:: Data listing ::

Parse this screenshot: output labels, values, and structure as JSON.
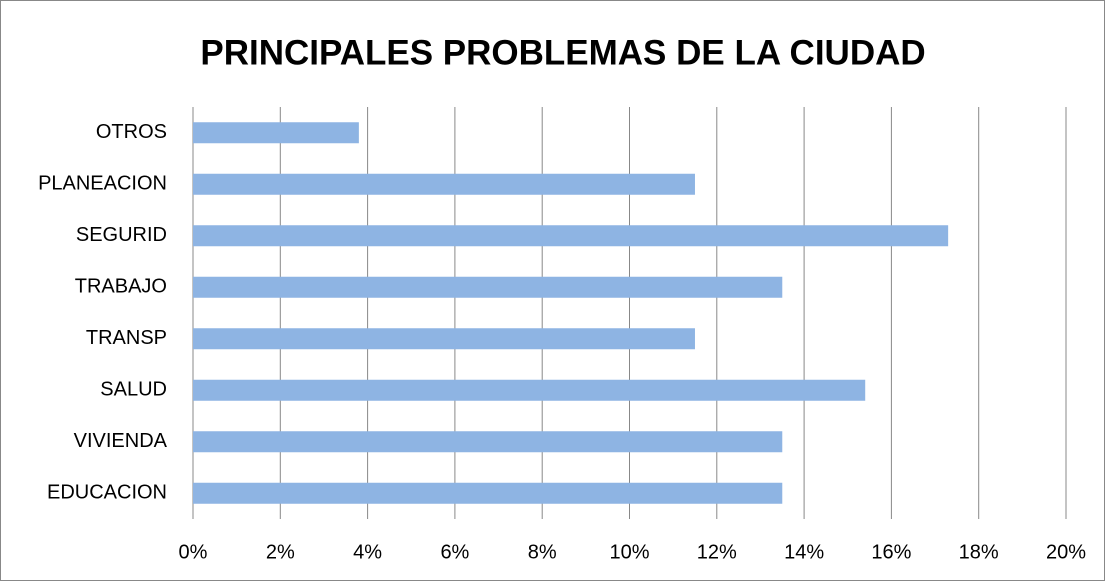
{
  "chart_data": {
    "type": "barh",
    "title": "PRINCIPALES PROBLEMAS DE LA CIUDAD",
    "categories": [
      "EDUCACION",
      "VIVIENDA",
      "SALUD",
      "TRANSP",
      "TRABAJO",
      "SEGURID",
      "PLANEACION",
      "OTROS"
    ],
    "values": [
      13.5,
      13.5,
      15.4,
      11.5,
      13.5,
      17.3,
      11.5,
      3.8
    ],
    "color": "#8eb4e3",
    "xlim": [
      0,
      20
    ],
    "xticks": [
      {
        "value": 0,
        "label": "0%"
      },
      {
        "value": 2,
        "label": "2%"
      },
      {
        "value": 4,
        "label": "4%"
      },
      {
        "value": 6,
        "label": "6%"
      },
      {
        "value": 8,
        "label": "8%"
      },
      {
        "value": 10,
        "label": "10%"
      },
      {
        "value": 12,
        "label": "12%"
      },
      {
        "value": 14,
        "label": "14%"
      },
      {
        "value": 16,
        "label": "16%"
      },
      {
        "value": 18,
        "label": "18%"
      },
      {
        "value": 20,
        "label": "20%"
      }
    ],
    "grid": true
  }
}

:::

— Aim —
Return all lines containing "values".

— Written response —
Parse this screenshot: output labels, values, and structure as JSON.
    "values": [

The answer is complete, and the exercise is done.